— begin INPUT MATERIAL —

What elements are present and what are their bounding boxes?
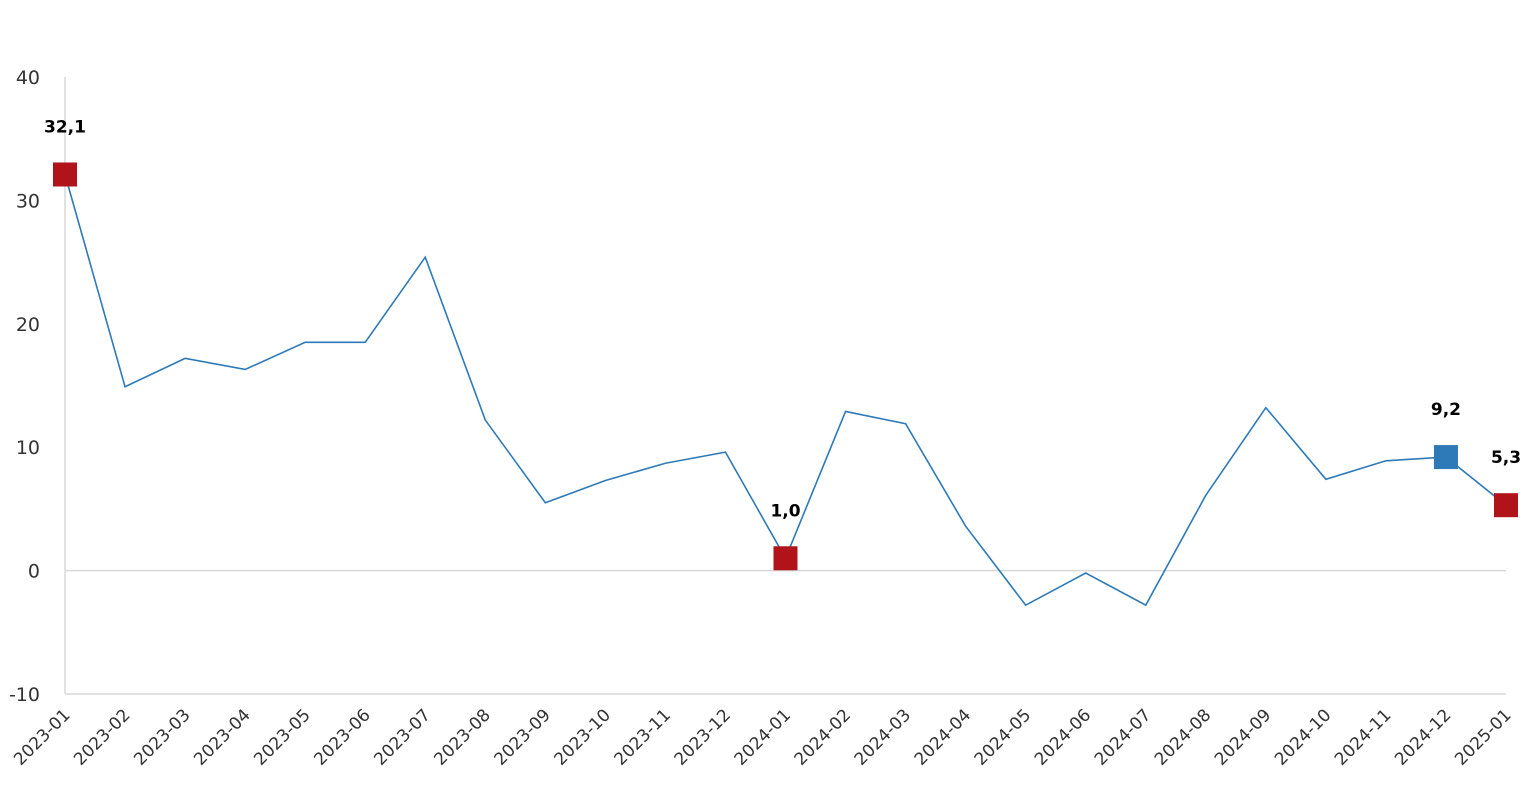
value-label: 1,0 [770, 501, 800, 521]
x-tick-label: 2023-03 [130, 705, 194, 769]
x-tick-label: 2023-01 [10, 705, 74, 769]
marker [773, 546, 798, 571]
x-tick-label: 2023-12 [671, 705, 735, 769]
value-label: 5,3 [1491, 448, 1521, 468]
x-tick-label: 2024-09 [1211, 705, 1275, 769]
x-tick-label: 2024-11 [1331, 705, 1395, 769]
x-tick-label: 2023-09 [491, 705, 555, 769]
x-tick-label: 2023-04 [190, 705, 254, 769]
x-tick-label: 2024-03 [851, 705, 915, 769]
x-tick-label: 2023-07 [370, 705, 434, 769]
y-tick-label: 10 [16, 437, 40, 459]
x-tick-label: 2023-08 [430, 705, 494, 769]
y-tick-label: 40 [16, 67, 40, 89]
x-tick-label: 2024-06 [1031, 705, 1095, 769]
x-tick-label: 2023-02 [70, 705, 134, 769]
marker [1494, 493, 1518, 518]
x-tick-label: 2024-07 [1091, 705, 1155, 769]
x-tick-label: 2024-01 [731, 705, 795, 769]
y-tick-label: -10 [9, 684, 40, 706]
line [64, 174, 1507, 607]
y-tick-label: 20 [16, 314, 40, 336]
x-tick-label: 2024-05 [971, 705, 1035, 769]
x-tick-label: 2023-10 [551, 705, 615, 769]
value-label: 32,1 [44, 117, 86, 137]
x-tick-label: 2023-11 [611, 705, 675, 769]
x-tick-label: 2023-06 [310, 705, 374, 769]
x-tick-label: 2024-02 [791, 705, 855, 769]
x-tick-label: 2024-08 [1151, 705, 1215, 769]
x-tick-label: 2023-05 [250, 705, 314, 769]
x-tick-label: 2024-04 [911, 705, 975, 769]
value-label: 9,2 [1431, 400, 1461, 420]
marker [53, 162, 77, 187]
marker [1433, 445, 1458, 470]
x-tick-label: 2025-01 [1451, 705, 1515, 769]
y-tick-label: 0 [28, 561, 40, 583]
y-tick-label: 30 [16, 190, 40, 212]
x-tick-label: 2024-12 [1391, 705, 1455, 769]
x-tick-label: 2024-10 [1271, 705, 1335, 769]
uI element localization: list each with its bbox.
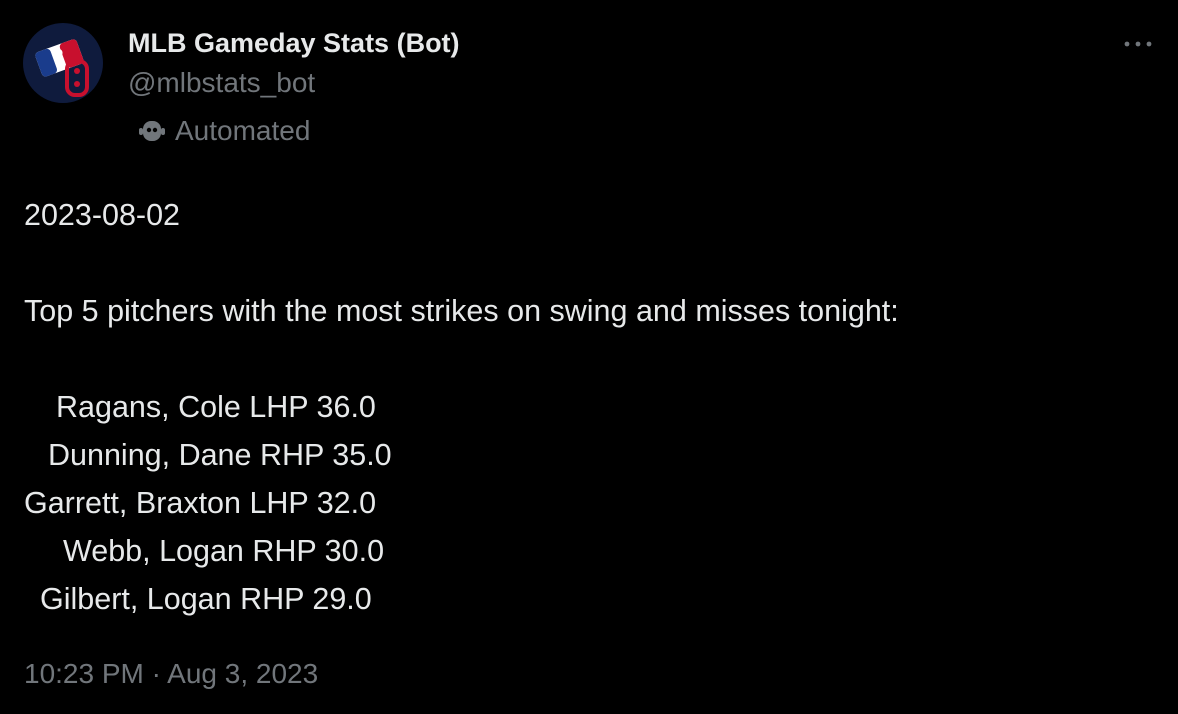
pitcher-list: Ragans, Cole LHP 36.0 Dunning, Dane RHP 3… bbox=[24, 383, 392, 623]
author-name[interactable]: MLB Gameday Stats (Bot) bbox=[128, 28, 460, 58]
author-handle[interactable]: @mlbstats_bot bbox=[128, 67, 316, 98]
post-date: 2023-08-02 bbox=[24, 198, 181, 232]
pitcher-line: Dunning, Dane RHP 35.0 bbox=[48, 438, 392, 472]
pitcher-line: Gilbert, Logan RHP 29.0 bbox=[40, 582, 372, 616]
post-intro: Top 5 pitchers with the most strikes on … bbox=[24, 294, 899, 328]
pitcher-line: Garrett, Braxton LHP 32.0 bbox=[24, 486, 377, 520]
timestamp[interactable]: 10:23 PM · Aug 3, 2023 bbox=[24, 658, 319, 689]
automated-label: Automated bbox=[175, 115, 311, 146]
avatar[interactable] bbox=[23, 23, 103, 103]
pitcher-line: Webb, Logan RHP 30.0 bbox=[63, 534, 385, 568]
more-button[interactable] bbox=[1122, 36, 1154, 52]
bot-icon bbox=[139, 121, 165, 141]
pitcher-line: Ragans, Cole LHP 36.0 bbox=[56, 390, 376, 424]
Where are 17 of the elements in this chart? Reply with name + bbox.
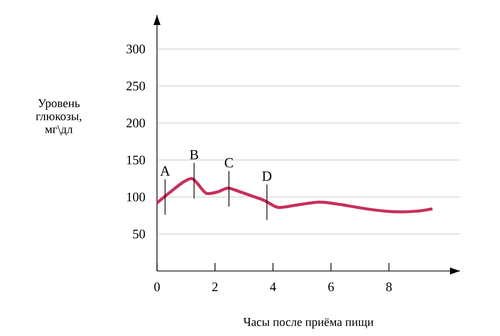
annotation: D (262, 172, 272, 181)
x-tick-label: 6 (328, 282, 334, 292)
y-axis-title: Уровень глюкозы, мг\дл (36, 99, 82, 136)
y-tick-label: 100 (127, 192, 145, 202)
y-tick-label: 200 (126, 118, 145, 128)
annotation: C (224, 158, 233, 168)
y-tick-label: 50 (133, 230, 145, 238)
x-axis-title: Часы после приёма пищи (243, 318, 374, 328)
y-tick-label: 300 (126, 44, 145, 54)
x-tick-label: 0 (154, 282, 160, 292)
x-tick-label: 8 (386, 282, 392, 292)
x-tick-label: 4 (270, 282, 276, 292)
y-tick-label: 250 (126, 82, 145, 90)
x-tick-label: 2 (212, 282, 218, 292)
annotation: B (190, 150, 198, 160)
y-tick-label: 150 (127, 156, 145, 164)
annotation: A (160, 166, 170, 176)
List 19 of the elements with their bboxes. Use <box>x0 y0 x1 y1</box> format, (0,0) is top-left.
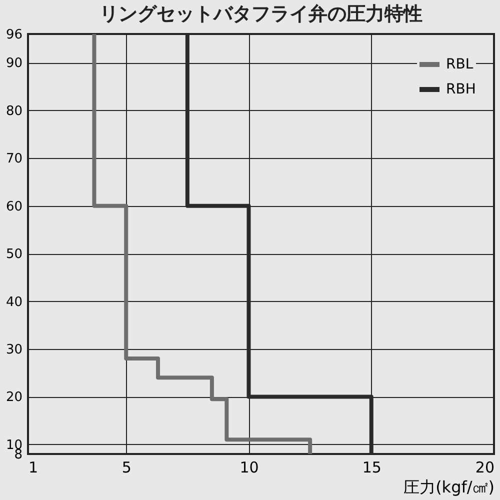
y-tick-label: 90 <box>6 56 22 72</box>
legend-label: RBH <box>446 82 476 98</box>
line-series <box>92 32 312 456</box>
x-tick-label: 1 <box>28 458 38 476</box>
x-tick-label: 5 <box>122 458 132 476</box>
chart-title: リングセットバタフライ弁の圧力特性 <box>100 3 422 25</box>
y-tick-label: 40 <box>6 294 22 310</box>
x-axis-title: 圧力(kgf/㎠) <box>404 478 494 496</box>
y-tick-label: 30 <box>6 342 22 358</box>
legend-label: RBL <box>446 56 474 72</box>
y-tick-label: 20 <box>6 390 22 406</box>
x-tick-label: 15 <box>362 458 382 476</box>
y-tick-label: 50 <box>6 247 22 262</box>
x-tick-label: 20 <box>475 458 494 476</box>
y-tick-label: 96 <box>6 28 22 42</box>
y-tick-label: 80 <box>6 104 22 119</box>
x-tick-label: 10 <box>240 458 259 476</box>
y-tick-label: 60 <box>6 199 22 214</box>
y-tick-label: 70 <box>6 152 22 167</box>
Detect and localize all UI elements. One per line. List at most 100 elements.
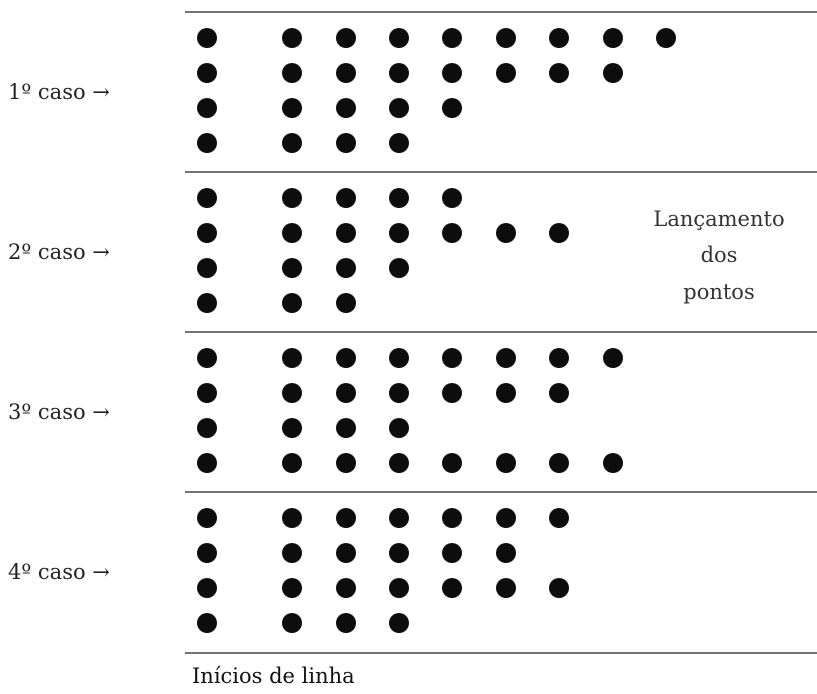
dot	[336, 188, 356, 208]
dot	[442, 98, 462, 118]
dot	[282, 418, 302, 438]
dot	[549, 453, 569, 473]
dot	[282, 258, 302, 278]
dot	[496, 543, 516, 563]
dot	[389, 578, 409, 598]
dot	[389, 188, 409, 208]
dot	[442, 28, 462, 48]
dot	[197, 348, 217, 368]
dot	[197, 258, 217, 278]
side-note-line-1: Lançamento	[653, 207, 784, 231]
dot	[389, 613, 409, 633]
dot	[389, 98, 409, 118]
dot	[336, 418, 356, 438]
dot	[336, 223, 356, 243]
dot	[336, 293, 356, 313]
dot	[336, 453, 356, 473]
dot	[197, 63, 217, 83]
dot	[282, 63, 302, 83]
dot	[496, 63, 516, 83]
dot	[282, 348, 302, 368]
dot	[496, 578, 516, 598]
dot	[603, 348, 623, 368]
dot	[442, 578, 462, 598]
side-note-line-3: pontos	[683, 280, 754, 304]
case-label: 3º caso →	[8, 400, 110, 424]
dot	[442, 508, 462, 528]
dot	[336, 63, 356, 83]
dot	[603, 453, 623, 473]
dot	[442, 348, 462, 368]
dot	[389, 133, 409, 153]
dot	[197, 223, 217, 243]
dot	[496, 383, 516, 403]
dot	[282, 613, 302, 633]
dot	[389, 63, 409, 83]
dot	[197, 188, 217, 208]
case-label: 4º caso →	[8, 560, 110, 584]
dot	[282, 28, 302, 48]
dot	[442, 63, 462, 83]
dot	[282, 188, 302, 208]
dot	[197, 508, 217, 528]
dot	[389, 28, 409, 48]
dot	[336, 98, 356, 118]
dot	[549, 508, 569, 528]
dot	[389, 348, 409, 368]
dot	[549, 28, 569, 48]
case-labels: 1º caso → 2º caso → 3º caso → 4º caso →	[8, 80, 110, 584]
dot	[442, 223, 462, 243]
dot	[197, 28, 217, 48]
dot	[656, 28, 676, 48]
dot	[442, 543, 462, 563]
dot	[603, 28, 623, 48]
dot	[496, 348, 516, 368]
dot	[389, 418, 409, 438]
dot	[282, 543, 302, 563]
dot	[389, 223, 409, 243]
dot	[282, 223, 302, 243]
dot	[336, 133, 356, 153]
dot	[389, 453, 409, 473]
dot	[336, 578, 356, 598]
side-note-line-2: dos	[701, 243, 738, 267]
dot	[496, 508, 516, 528]
dot	[389, 383, 409, 403]
dot	[197, 418, 217, 438]
dot	[442, 383, 462, 403]
dot	[442, 188, 462, 208]
dot	[336, 543, 356, 563]
dot	[549, 578, 569, 598]
dot	[197, 578, 217, 598]
dot	[282, 133, 302, 153]
dot	[197, 293, 217, 313]
dot	[336, 508, 356, 528]
dot	[336, 258, 356, 278]
dot	[389, 258, 409, 278]
dot	[496, 28, 516, 48]
dot	[603, 63, 623, 83]
dot	[389, 543, 409, 563]
case-label: 1º caso →	[8, 80, 110, 104]
dot	[282, 578, 302, 598]
dot	[197, 453, 217, 473]
footer-label: Inícios de linha	[192, 664, 355, 688]
dot	[442, 453, 462, 473]
dot	[549, 63, 569, 83]
dot	[197, 543, 217, 563]
dot	[282, 508, 302, 528]
dot	[496, 223, 516, 243]
dot	[197, 98, 217, 118]
dot	[496, 453, 516, 473]
dot	[549, 383, 569, 403]
dot	[282, 98, 302, 118]
dot-rows	[197, 28, 676, 633]
dot	[549, 348, 569, 368]
dot	[282, 453, 302, 473]
case-label: 2º caso →	[8, 240, 110, 264]
dot	[389, 508, 409, 528]
dot	[197, 383, 217, 403]
dot	[197, 613, 217, 633]
dot	[282, 383, 302, 403]
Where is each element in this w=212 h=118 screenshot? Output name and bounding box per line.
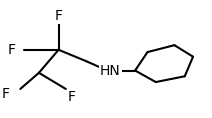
Text: F: F (8, 43, 16, 57)
Text: F: F (2, 87, 10, 101)
Text: F: F (68, 90, 76, 104)
Text: HN: HN (100, 63, 121, 78)
Text: F: F (54, 9, 63, 23)
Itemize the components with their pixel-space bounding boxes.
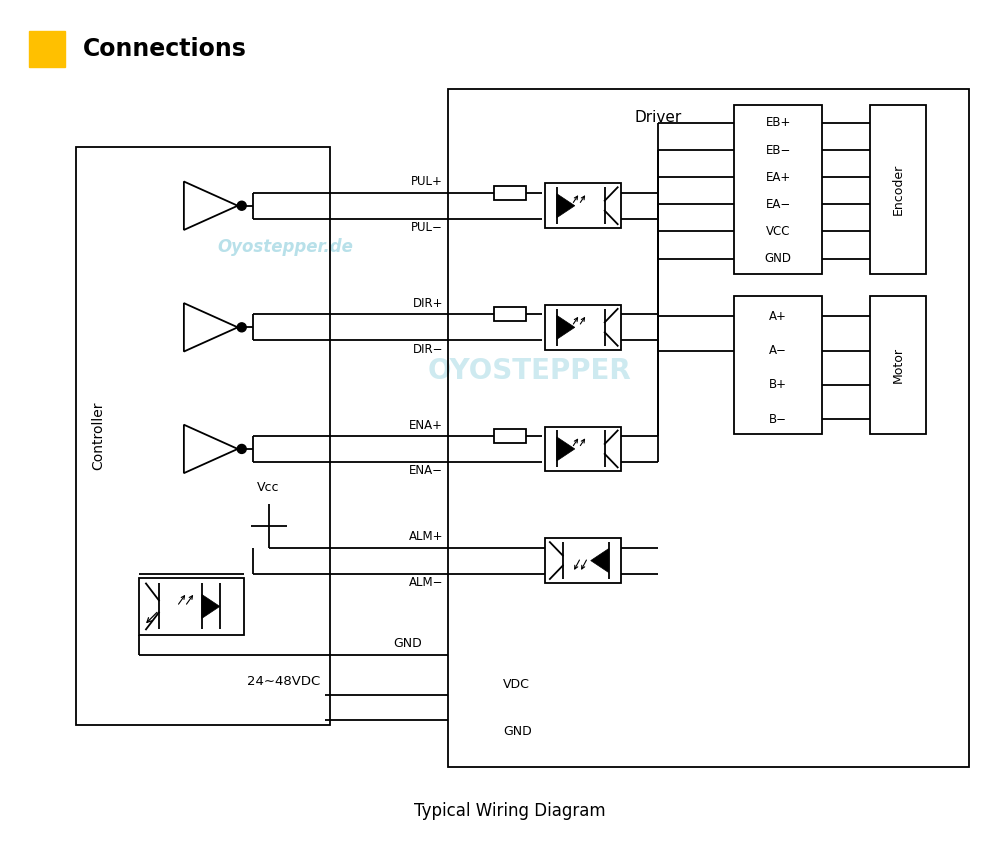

— end INPUT MATERIAL —

Can you format the lines starting at the one containing "pitcher-list: Ragans, Cole" and ending at the one containing "timestamp[interactable]: 10:23 PM" as a Markdown table with a Row column for the number and a Line column for the text, leaving out any blank lines?

| Row | Line |
|---|---|
| 1 | pitcher-list: Ragans, Cole LHP 36.0 Dunning, Dane RHP 3… bbox=[24, 383, 392, 623] |
| 2 | author-name[interactable]: MLB Gameday Stats (Bot) bbox=[128, 28, 460, 58] |
| 3 | author-handle[interactable]: @mlbstats_bot bbox=[128, 67, 316, 98] |
| 4 | post-date: 2023-08-02 bbox=[24, 198, 181, 232] |
| 5 | pitcher-line: Dunning, Dane RHP 35.0 bbox=[48, 438, 392, 472] |
| 6 | pitcher-line: Gilbert, Logan RHP 29.0 bbox=[40, 582, 372, 616] |
| 7 | post-intro: Top 5 pitchers with the most strikes on … bbox=[24, 294, 899, 328] |
| 8 | pitcher-line: Garrett, Braxton LHP 32.0 bbox=[24, 486, 377, 520] |
| 9 | timestamp[interactable]: 10:23 PM · Aug 3, 2023 bbox=[24, 658, 319, 689] |